_DESCRIPTION OF THE TASK_. Look through the records, and wherever the string "purified" turns up, copy out that line.

-=-=-

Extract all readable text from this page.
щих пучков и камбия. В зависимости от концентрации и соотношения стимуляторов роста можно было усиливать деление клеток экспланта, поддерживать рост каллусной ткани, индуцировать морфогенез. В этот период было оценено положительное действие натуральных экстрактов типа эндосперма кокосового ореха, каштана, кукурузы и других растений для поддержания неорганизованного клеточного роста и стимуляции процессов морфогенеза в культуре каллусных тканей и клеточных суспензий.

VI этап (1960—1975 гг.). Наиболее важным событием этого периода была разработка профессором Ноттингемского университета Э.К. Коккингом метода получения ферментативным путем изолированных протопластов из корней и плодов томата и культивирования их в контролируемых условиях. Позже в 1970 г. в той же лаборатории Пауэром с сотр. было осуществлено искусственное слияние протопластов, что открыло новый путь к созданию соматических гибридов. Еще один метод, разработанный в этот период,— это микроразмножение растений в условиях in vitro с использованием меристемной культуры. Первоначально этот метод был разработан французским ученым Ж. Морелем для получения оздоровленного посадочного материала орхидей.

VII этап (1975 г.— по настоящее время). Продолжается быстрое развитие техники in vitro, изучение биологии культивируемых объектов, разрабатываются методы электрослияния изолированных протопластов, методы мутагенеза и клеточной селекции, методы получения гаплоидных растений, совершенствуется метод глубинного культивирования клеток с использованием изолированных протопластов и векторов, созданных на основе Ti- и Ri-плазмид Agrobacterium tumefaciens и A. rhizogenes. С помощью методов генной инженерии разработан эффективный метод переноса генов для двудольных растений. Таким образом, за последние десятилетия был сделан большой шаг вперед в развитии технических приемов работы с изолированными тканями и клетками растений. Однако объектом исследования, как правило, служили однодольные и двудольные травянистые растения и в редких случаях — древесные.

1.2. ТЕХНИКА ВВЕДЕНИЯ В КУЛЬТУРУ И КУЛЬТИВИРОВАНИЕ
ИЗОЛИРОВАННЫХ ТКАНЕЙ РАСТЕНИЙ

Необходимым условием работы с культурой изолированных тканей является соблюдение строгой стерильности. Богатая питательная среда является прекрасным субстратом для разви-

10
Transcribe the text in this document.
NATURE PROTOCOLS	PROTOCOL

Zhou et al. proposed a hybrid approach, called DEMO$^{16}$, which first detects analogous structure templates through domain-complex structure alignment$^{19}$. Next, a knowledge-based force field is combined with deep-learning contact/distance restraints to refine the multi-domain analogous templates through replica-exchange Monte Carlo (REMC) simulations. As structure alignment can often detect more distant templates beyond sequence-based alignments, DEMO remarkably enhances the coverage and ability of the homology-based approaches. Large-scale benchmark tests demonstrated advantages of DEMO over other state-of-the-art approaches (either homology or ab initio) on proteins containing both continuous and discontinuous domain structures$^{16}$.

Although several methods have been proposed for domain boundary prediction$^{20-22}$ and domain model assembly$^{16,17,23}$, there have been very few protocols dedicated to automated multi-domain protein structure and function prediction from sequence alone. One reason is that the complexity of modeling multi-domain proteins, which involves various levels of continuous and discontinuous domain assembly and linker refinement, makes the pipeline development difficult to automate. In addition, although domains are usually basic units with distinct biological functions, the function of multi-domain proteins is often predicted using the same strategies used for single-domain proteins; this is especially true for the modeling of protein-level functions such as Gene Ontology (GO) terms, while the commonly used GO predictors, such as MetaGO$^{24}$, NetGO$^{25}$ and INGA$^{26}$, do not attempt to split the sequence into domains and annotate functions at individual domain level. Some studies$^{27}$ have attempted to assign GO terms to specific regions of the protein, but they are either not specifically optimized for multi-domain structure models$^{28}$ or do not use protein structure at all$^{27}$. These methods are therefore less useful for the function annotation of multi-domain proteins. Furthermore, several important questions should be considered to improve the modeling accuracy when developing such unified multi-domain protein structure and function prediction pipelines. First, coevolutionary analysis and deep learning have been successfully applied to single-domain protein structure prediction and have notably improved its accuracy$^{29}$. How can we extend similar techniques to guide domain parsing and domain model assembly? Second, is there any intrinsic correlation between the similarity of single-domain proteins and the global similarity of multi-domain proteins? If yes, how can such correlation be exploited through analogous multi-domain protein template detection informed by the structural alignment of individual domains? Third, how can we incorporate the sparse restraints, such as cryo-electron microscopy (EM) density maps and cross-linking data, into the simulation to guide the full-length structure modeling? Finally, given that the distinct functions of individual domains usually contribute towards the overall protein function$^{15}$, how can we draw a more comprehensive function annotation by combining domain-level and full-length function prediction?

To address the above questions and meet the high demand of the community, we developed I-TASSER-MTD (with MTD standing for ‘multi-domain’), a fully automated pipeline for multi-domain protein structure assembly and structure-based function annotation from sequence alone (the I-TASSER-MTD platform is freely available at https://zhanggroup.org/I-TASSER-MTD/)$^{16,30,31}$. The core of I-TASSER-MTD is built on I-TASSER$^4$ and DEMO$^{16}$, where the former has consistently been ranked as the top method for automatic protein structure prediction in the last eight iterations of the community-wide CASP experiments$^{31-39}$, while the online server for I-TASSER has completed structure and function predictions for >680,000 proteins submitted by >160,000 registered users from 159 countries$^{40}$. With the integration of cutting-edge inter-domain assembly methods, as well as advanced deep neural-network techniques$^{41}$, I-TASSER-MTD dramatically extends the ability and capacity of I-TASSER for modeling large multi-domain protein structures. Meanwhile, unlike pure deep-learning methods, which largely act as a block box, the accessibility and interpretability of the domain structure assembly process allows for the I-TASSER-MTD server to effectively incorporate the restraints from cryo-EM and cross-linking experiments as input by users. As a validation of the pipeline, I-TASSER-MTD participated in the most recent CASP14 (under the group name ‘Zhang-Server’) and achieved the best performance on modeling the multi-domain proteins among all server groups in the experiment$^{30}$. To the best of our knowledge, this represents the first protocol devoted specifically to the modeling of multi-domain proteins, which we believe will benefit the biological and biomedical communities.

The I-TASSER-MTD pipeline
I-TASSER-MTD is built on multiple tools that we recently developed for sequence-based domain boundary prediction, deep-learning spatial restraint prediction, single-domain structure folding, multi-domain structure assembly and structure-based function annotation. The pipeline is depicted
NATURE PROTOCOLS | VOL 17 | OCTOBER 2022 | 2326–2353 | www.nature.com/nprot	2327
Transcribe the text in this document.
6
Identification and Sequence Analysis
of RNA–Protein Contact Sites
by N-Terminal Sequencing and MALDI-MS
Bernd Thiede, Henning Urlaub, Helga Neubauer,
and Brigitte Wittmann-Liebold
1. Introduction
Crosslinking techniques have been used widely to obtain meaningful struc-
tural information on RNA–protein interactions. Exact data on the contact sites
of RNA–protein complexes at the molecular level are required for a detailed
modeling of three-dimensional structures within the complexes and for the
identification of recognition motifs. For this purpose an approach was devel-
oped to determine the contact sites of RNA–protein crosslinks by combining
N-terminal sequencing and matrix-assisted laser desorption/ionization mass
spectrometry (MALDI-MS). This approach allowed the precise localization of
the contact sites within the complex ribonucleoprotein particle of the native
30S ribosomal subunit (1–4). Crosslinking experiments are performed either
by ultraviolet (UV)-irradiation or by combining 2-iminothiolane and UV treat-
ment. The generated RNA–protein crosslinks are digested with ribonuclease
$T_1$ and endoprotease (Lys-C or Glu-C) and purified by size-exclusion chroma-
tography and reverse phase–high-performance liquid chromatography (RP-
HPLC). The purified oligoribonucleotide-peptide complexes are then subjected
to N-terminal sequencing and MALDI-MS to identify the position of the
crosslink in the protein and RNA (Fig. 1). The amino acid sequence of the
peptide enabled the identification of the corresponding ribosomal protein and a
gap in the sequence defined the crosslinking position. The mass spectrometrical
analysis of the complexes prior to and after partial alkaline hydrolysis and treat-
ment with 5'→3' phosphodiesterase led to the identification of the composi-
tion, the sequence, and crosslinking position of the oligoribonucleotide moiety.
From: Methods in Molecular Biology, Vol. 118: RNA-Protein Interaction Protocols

-=-=-

_RESULT FOR THIS EXERCISE_.
$T_1$ and endoprotease (Lys-C or Glu-C) and purified by size-exclusion chroma-
HPLC). The purified oligoribonucleotide-peptide complexes are then subjected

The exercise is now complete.